▸ Objective:
Could you arrange the records between the lines holding "Enumerate the UI" and "283, 46, 304]", inclusive, into a Markdown table with the columns Row and Line, omitting any blank lines?

▸ Data listing:
--- begin ---

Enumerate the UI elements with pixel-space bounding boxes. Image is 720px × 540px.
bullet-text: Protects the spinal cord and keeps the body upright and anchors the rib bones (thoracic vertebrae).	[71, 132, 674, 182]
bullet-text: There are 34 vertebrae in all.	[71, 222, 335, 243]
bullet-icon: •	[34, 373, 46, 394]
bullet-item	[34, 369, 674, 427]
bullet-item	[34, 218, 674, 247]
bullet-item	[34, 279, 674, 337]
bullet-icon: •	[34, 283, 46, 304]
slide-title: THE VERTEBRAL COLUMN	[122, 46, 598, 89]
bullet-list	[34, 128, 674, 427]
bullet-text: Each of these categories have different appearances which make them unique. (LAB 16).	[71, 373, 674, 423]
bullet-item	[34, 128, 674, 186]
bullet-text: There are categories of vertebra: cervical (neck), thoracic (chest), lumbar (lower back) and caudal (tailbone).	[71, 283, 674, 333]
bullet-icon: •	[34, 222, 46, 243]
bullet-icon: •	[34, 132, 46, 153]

--- end ---
--- begin ---

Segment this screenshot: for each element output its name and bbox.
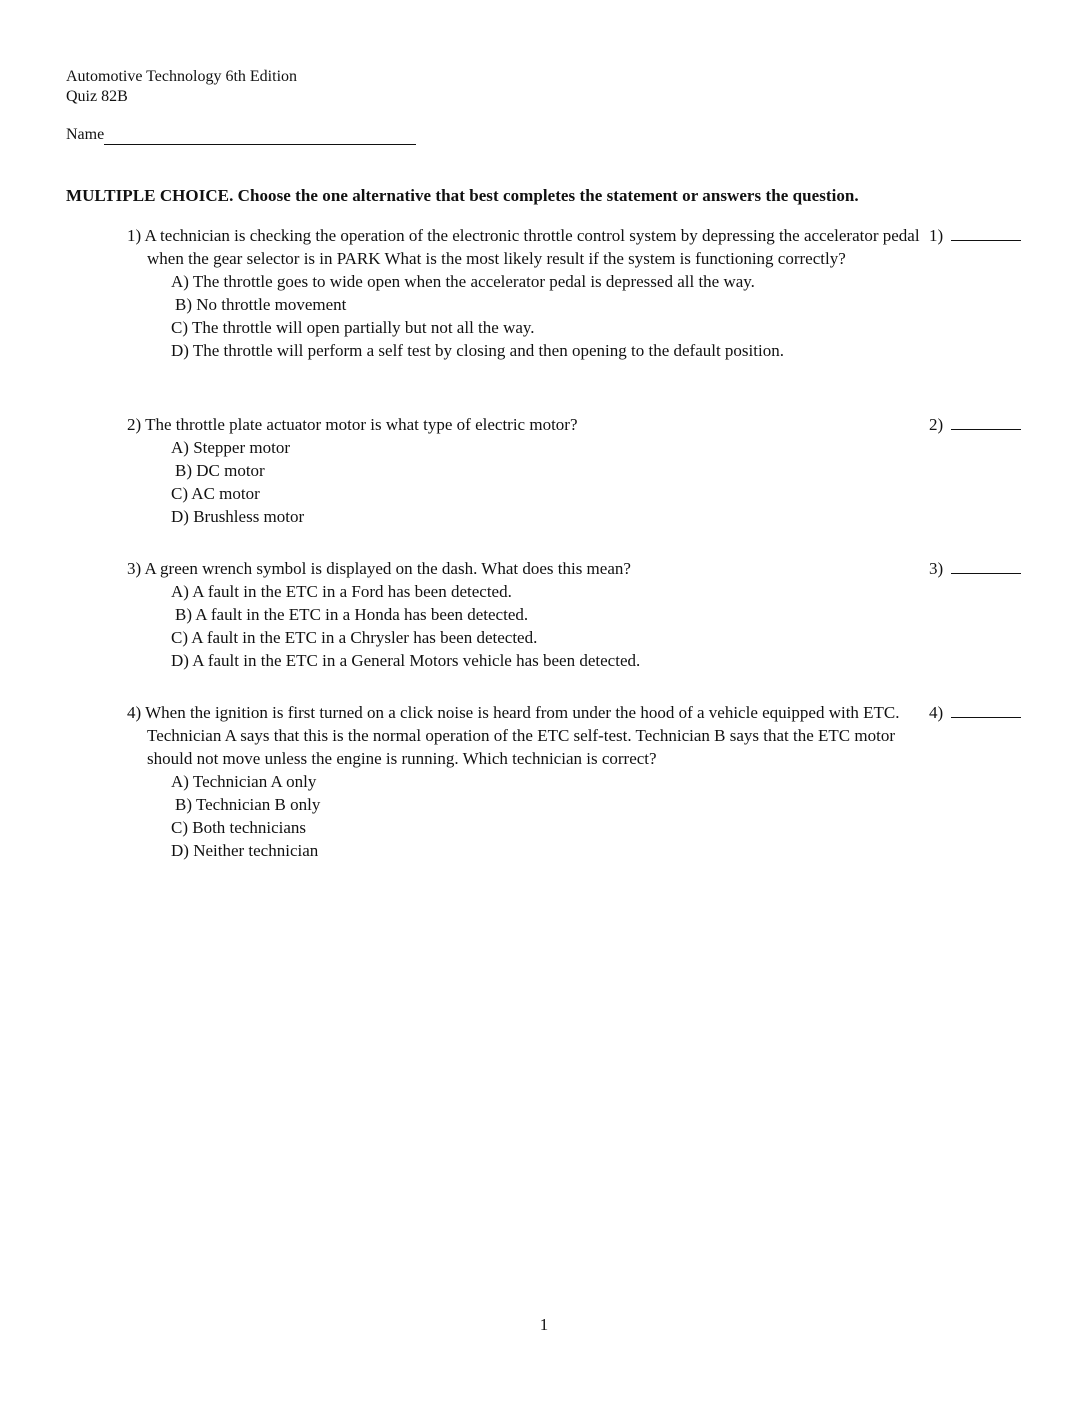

--- end ---

▸ Solution for this task:
| Row | Line |
|---|---|
| 1 | Enumerate the UI elements with pixel-space bounding boxes. Image is 720px × 540px. |
| 2 | bullet-text: Protects the spinal cord and keeps the body upright and anchors the rib bones (thoracic vertebrae).	[71, 132, 674, 182] |
| 3 | bullet-text: There are 34 vertebrae in all.	[71, 222, 335, 243] |
| 4 | bullet-icon: •	[34, 373, 46, 394] |
| 5 | bullet-item	[34, 369, 674, 427] |
| 6 | bullet-item	[34, 218, 674, 247] |
| 7 | bullet-item	[34, 279, 674, 337] |
| 8 | bullet-icon: •	[34, 283, 46, 304] |